--- Begin ---

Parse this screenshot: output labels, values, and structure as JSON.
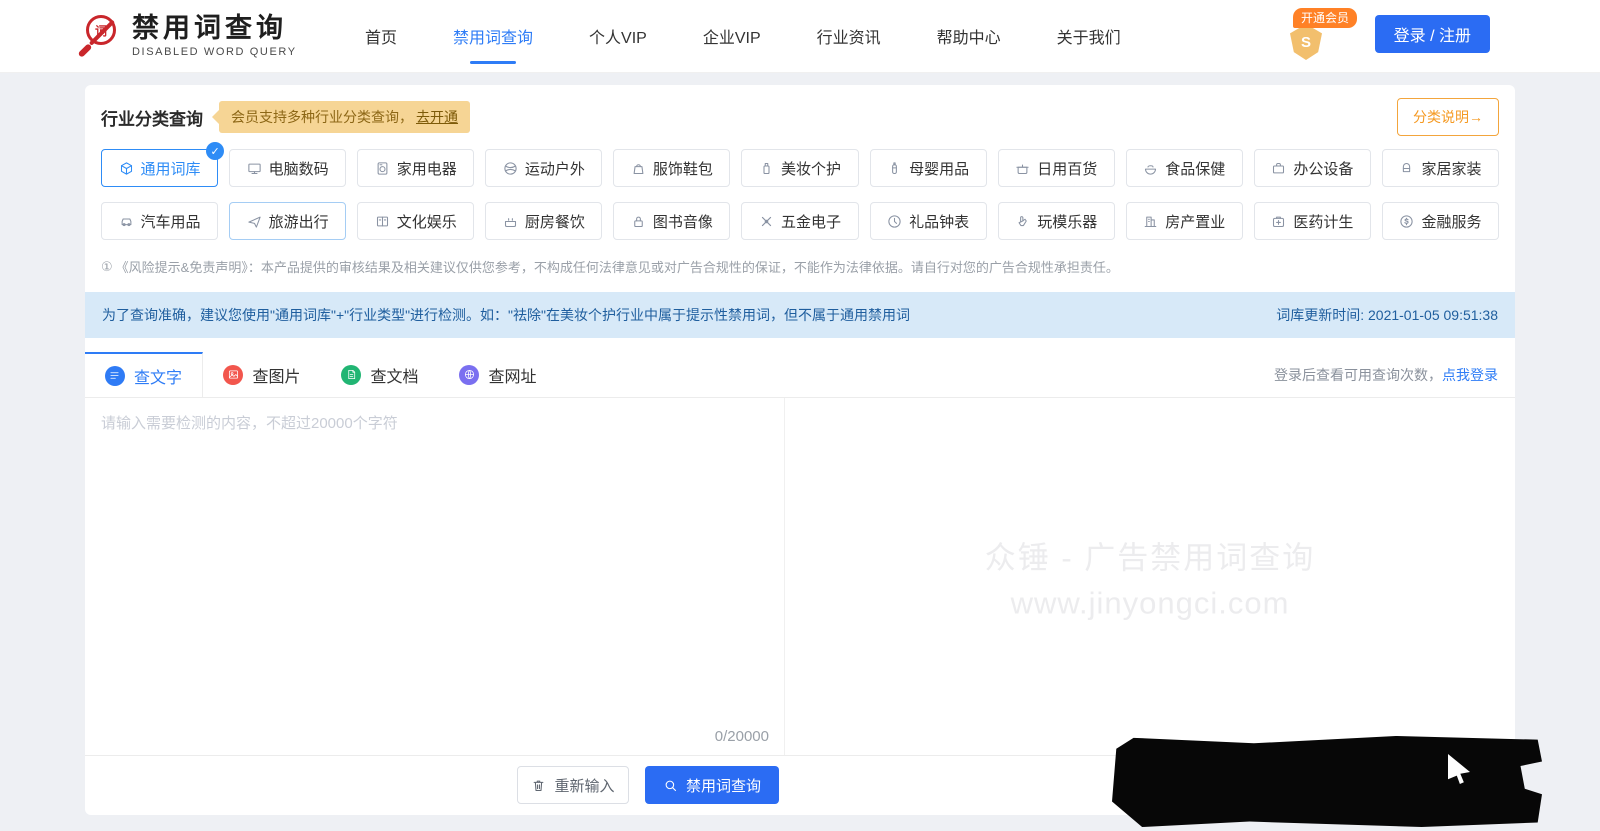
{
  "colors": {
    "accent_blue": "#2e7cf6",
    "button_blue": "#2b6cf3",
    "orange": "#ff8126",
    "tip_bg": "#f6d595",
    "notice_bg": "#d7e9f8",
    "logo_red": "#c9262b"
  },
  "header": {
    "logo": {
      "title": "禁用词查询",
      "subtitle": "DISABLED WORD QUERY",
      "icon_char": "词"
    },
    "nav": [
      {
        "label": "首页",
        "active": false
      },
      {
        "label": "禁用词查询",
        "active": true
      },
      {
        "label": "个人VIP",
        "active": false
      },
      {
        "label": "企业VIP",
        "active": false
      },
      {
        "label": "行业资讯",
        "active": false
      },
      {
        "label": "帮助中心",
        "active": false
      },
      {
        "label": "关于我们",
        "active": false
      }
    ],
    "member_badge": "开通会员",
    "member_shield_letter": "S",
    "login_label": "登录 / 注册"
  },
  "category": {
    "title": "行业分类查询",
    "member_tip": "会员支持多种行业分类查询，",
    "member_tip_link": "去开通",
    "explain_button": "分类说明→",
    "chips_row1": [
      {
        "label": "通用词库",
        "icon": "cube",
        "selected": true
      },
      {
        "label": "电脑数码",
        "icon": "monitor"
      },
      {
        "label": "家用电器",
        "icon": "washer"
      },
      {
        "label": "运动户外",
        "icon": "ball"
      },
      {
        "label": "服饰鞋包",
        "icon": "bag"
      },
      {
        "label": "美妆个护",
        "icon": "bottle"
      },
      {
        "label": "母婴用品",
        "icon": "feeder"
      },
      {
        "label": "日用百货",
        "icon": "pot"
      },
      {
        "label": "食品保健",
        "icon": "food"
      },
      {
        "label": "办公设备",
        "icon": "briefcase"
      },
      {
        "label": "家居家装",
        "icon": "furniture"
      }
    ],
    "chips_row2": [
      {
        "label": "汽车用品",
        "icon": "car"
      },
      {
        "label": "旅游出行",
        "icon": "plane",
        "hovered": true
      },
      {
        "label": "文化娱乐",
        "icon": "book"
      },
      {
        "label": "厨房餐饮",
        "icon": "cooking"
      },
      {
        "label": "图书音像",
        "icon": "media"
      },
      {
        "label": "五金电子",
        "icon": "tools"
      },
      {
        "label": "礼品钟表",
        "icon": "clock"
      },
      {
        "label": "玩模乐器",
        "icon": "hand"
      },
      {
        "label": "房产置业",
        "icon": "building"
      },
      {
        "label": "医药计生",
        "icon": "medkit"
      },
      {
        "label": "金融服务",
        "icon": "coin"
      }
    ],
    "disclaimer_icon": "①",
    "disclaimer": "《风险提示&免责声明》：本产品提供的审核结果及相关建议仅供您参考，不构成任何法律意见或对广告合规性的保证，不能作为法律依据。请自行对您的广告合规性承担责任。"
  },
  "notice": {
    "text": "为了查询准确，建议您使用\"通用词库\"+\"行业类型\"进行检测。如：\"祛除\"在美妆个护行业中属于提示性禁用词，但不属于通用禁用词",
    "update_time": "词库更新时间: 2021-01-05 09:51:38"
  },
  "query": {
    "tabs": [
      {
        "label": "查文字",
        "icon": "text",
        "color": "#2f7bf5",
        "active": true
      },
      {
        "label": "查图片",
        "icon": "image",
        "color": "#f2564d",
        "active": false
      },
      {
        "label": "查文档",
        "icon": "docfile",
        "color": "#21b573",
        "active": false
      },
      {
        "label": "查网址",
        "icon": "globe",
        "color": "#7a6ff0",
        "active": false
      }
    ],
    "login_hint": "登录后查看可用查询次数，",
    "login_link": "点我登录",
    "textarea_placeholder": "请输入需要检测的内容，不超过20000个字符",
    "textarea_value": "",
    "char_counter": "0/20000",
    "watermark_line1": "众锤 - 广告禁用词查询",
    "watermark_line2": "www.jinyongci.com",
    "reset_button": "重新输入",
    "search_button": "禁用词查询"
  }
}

--- End ---
--- Begin ---

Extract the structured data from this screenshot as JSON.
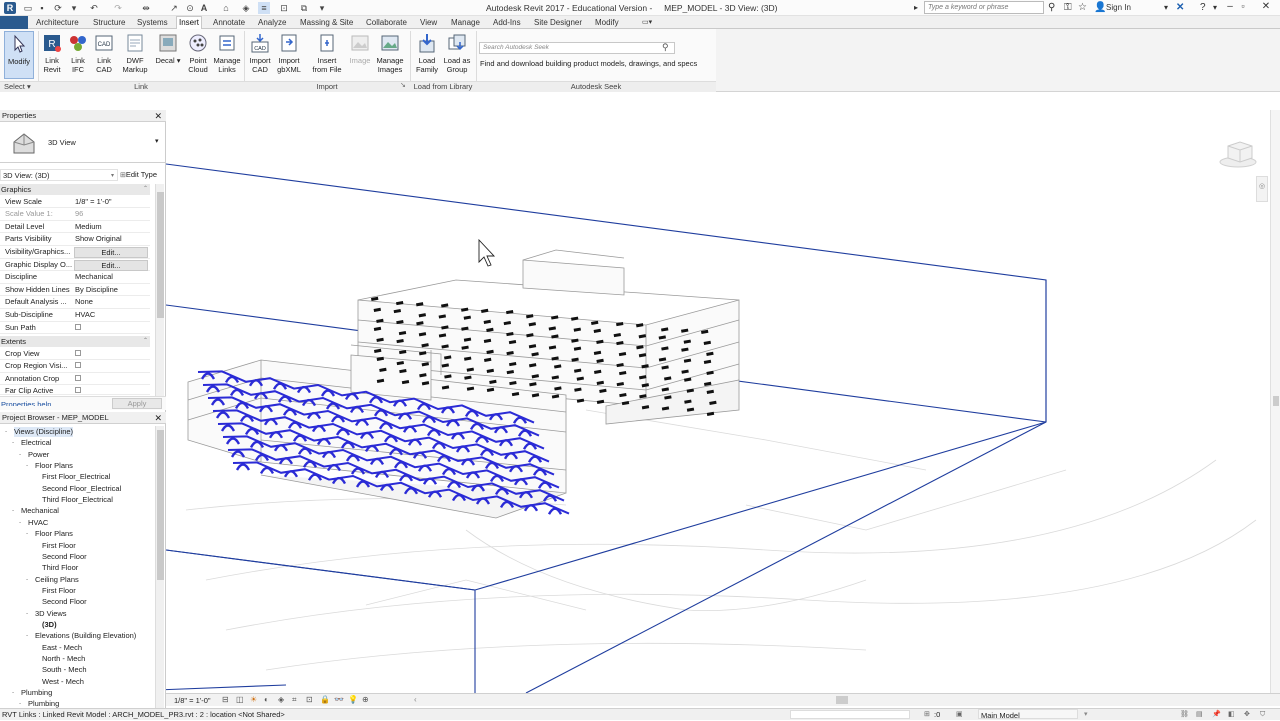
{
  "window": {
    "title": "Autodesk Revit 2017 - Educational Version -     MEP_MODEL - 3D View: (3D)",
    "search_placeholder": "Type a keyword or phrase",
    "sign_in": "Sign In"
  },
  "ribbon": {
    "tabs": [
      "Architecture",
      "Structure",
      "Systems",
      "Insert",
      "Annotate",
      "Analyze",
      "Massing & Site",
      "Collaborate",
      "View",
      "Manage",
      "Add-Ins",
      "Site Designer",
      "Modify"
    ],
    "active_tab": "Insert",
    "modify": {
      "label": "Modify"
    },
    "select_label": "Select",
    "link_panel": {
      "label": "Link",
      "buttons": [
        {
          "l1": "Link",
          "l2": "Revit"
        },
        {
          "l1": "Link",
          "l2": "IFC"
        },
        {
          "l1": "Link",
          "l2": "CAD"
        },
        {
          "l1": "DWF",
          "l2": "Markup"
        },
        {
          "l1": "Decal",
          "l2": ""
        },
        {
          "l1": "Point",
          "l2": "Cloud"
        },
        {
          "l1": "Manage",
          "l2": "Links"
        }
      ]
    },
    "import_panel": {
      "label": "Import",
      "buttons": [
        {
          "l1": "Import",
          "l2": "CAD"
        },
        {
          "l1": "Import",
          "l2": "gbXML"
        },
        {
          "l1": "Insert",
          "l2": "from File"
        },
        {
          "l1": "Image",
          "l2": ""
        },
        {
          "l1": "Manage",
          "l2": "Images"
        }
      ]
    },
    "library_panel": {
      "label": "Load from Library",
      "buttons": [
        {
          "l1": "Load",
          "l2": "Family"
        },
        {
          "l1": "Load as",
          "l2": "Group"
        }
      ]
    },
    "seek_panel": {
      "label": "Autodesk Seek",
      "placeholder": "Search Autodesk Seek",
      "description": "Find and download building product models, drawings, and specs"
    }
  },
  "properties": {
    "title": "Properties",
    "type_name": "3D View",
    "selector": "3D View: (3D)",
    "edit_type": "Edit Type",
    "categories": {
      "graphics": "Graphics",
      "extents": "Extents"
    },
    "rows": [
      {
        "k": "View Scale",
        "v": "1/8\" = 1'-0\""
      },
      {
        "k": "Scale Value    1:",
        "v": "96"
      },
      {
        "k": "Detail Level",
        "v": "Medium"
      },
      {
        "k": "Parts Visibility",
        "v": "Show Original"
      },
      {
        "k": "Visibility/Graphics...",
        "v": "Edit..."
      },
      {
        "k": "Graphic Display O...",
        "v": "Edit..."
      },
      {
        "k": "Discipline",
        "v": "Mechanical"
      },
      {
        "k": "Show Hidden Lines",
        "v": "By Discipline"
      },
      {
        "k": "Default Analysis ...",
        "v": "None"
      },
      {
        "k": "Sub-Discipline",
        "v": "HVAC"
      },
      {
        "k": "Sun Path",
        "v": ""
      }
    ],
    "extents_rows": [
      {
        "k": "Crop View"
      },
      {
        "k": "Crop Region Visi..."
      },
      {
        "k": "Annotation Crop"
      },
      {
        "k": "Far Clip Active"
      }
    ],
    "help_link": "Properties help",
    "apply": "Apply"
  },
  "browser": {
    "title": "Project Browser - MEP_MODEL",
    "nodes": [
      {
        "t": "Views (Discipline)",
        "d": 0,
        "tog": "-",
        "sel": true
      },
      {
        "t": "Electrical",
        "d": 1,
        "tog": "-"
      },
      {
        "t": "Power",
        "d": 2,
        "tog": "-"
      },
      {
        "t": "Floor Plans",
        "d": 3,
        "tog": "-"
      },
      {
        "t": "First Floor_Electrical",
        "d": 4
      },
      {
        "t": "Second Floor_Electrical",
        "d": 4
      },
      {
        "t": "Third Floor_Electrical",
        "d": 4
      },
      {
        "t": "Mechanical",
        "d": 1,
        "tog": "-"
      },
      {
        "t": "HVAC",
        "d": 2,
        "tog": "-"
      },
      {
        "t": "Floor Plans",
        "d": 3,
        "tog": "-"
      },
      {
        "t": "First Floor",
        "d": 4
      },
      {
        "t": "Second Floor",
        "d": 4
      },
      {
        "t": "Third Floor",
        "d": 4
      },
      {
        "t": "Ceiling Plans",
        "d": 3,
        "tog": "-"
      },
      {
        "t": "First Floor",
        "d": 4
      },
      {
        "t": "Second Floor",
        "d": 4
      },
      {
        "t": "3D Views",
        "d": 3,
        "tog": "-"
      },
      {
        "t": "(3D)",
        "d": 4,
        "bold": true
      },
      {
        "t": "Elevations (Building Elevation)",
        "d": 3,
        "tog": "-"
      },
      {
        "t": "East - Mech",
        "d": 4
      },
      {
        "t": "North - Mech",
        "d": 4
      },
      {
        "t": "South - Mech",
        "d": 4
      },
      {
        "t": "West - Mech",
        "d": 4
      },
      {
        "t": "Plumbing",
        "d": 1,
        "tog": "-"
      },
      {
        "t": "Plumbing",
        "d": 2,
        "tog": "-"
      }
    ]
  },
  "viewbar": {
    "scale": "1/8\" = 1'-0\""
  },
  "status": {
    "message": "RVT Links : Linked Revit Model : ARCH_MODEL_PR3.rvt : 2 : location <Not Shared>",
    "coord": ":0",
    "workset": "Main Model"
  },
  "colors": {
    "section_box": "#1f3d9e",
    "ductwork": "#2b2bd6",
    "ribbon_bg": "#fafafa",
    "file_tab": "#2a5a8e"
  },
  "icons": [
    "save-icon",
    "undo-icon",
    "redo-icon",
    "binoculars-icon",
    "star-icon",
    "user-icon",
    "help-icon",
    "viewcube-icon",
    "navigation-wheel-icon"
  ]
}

--- End ---
--- Begin ---

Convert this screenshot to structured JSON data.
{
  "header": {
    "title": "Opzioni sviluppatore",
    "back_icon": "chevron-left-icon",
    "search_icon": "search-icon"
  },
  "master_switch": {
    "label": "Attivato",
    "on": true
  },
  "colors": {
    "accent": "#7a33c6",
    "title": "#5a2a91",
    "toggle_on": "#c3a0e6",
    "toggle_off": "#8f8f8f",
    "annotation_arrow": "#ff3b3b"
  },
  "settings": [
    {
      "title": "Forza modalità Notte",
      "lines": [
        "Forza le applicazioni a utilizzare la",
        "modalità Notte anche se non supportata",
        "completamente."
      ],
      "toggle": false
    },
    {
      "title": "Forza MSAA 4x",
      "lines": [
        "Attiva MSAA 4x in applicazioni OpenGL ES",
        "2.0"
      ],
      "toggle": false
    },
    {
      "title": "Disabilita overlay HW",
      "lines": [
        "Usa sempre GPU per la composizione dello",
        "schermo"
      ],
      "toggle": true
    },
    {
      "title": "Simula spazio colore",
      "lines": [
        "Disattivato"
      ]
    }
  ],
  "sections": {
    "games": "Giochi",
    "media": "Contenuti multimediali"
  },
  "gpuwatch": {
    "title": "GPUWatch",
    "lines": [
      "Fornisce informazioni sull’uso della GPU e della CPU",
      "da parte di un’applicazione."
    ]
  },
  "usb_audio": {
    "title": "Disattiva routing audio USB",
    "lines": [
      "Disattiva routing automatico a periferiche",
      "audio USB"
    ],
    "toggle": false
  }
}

--- End ---

# WHAT THE TASK REQUIRES:
Select every line of the records holding the string "Third".

# THE OUTPUT:
        "t": "Third Floor_Electrical",
        "t": "Third Floor",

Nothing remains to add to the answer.